EXERCISE INPUT —
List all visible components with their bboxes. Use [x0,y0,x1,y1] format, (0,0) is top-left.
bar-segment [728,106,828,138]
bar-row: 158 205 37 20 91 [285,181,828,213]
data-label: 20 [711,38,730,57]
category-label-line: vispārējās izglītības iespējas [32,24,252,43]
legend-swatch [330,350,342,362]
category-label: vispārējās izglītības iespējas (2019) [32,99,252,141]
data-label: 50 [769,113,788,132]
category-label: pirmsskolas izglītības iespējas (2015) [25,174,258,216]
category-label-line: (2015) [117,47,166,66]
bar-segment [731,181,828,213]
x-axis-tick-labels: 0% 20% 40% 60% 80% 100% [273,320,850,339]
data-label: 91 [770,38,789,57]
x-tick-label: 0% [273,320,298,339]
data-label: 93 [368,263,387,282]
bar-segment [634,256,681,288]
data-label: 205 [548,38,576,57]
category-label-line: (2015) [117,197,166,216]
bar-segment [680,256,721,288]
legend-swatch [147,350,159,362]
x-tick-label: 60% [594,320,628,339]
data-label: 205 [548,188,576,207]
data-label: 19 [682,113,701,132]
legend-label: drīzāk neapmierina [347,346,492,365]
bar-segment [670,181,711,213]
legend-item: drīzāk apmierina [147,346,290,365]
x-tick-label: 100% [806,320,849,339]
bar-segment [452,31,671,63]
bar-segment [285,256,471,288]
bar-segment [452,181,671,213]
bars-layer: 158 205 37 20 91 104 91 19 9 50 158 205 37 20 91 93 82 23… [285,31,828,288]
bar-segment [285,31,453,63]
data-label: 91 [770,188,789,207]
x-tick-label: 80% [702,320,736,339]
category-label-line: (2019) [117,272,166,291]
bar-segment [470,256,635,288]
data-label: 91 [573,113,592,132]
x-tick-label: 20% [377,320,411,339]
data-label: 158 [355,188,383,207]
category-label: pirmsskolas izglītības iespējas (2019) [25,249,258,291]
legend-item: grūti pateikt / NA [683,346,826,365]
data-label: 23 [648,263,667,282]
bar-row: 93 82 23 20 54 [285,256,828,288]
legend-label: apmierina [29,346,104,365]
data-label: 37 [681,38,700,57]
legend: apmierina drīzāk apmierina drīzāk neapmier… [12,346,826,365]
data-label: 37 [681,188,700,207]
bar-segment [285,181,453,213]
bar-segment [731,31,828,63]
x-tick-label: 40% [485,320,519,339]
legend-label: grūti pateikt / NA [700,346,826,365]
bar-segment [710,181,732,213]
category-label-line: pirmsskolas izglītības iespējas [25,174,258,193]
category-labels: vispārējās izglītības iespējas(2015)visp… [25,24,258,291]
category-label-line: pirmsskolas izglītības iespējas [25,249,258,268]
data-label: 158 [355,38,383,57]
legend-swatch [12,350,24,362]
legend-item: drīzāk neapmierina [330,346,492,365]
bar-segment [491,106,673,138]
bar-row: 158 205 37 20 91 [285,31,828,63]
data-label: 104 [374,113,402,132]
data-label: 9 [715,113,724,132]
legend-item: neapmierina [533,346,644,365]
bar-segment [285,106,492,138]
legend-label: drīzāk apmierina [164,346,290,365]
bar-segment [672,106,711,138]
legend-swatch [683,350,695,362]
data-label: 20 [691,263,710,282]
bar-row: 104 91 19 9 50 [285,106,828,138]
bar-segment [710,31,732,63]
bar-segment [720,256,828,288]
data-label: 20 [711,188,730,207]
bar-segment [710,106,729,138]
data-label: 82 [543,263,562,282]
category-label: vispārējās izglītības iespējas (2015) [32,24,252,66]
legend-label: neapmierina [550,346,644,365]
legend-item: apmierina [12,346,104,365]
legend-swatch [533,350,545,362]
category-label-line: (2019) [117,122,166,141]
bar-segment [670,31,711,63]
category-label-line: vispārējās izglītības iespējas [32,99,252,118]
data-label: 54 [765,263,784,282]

WHAT YOU NEED TO DO —
Copy the whole listing above line for line, keeping every character unchanged.

FINAL RESULT —
List all visible components with their bboxes. Use [x0,y0,x1,y1] format, (0,0) is top-left.
bar-segment [728,106,828,138]
bar-row: 158 205 37 20 91 [285,181,828,213]
data-label: 20 [711,38,730,57]
category-label-line: vispārējās izglītības iespējas [32,24,252,43]
legend-swatch [330,350,342,362]
category-label: vispārējās izglītības iespējas (2019) [32,99,252,141]
data-label: 50 [769,113,788,132]
category-label: pirmsskolas izglītības iespējas (2015) [25,174,258,216]
category-label-line: (2015) [117,47,166,66]
bar-segment [731,181,828,213]
x-axis-tick-labels: 0% 20% 40% 60% 80% 100% [273,320,850,339]
data-label: 91 [770,38,789,57]
x-tick-label: 0% [273,320,298,339]
data-label: 93 [368,263,387,282]
bar-segment [634,256,681,288]
data-label: 205 [548,38,576,57]
category-label-line: (2015) [117,197,166,216]
bar-segment [680,256,721,288]
legend-swatch [147,350,159,362]
x-tick-label: 60% [594,320,628,339]
data-label: 205 [548,188,576,207]
data-label: 19 [682,113,701,132]
legend-label: drīzāk neapmierina [347,346,492,365]
bar-segment [670,181,711,213]
legend-item: drīzāk apmierina [147,346,290,365]
x-tick-label: 100% [806,320,849,339]
bar-segment [452,31,671,63]
bar-segment [285,256,471,288]
bar-segment [452,181,671,213]
bars-layer: 158 205 37 20 91 104 91 19 9 50 158 205 37 20 91 93 82 23… [285,31,828,288]
bar-segment [285,31,453,63]
data-label: 91 [770,188,789,207]
x-tick-label: 80% [702,320,736,339]
category-label-line: (2019) [117,272,166,291]
bar-segment [470,256,635,288]
data-label: 91 [573,113,592,132]
x-tick-label: 20% [377,320,411,339]
data-label: 158 [355,188,383,207]
category-label: pirmsskolas izglītības iespējas (2019) [25,249,258,291]
legend-item: grūti pateikt / NA [683,346,826,365]
data-label: 23 [648,263,667,282]
bar-row: 93 82 23 20 54 [285,256,828,288]
legend-label: apmierina [29,346,104,365]
data-label: 37 [681,38,700,57]
legend: apmierina drīzāk apmierina drīzāk neapmier… [12,346,826,365]
data-label: 37 [681,188,700,207]
bar-segment [285,181,453,213]
bar-segment [731,31,828,63]
x-tick-label: 40% [485,320,519,339]
legend-label: grūti pateikt / NA [700,346,826,365]
bar-segment [710,181,732,213]
category-label-line: pirmsskolas izglītības iespējas [25,174,258,193]
category-labels: vispārējās izglītības iespējas(2015)visp… [25,24,258,291]
category-label-line: pirmsskolas izglītības iespējas [25,249,258,268]
data-label: 158 [355,38,383,57]
legend-swatch [12,350,24,362]
legend-item: drīzāk neapmierina [330,346,492,365]
bar-segment [491,106,673,138]
bar-row: 158 205 37 20 91 [285,31,828,63]
data-label: 104 [374,113,402,132]
data-label: 9 [715,113,724,132]
legend-item: neapmierina [533,346,644,365]
bar-segment [285,106,492,138]
legend-label: drīzāk apmierina [164,346,290,365]
bar-segment [672,106,711,138]
legend-swatch [683,350,695,362]
data-label: 20 [691,263,710,282]
bar-row: 104 91 19 9 50 [285,106,828,138]
bar-segment [710,31,732,63]
bar-segment [720,256,828,288]
data-label: 20 [711,188,730,207]
bar-segment [710,106,729,138]
data-label: 82 [543,263,562,282]
category-label: vispārējās izglītības iespējas (2015) [32,24,252,66]
legend-label: neapmierina [550,346,644,365]
legend-item: apmierina [12,346,104,365]
legend-swatch [533,350,545,362]
category-label-line: (2019) [117,122,166,141]
bar-segment [670,31,711,63]
category-label-line: vispārējās izglītības iespējas [32,99,252,118]
data-label: 54 [765,263,784,282]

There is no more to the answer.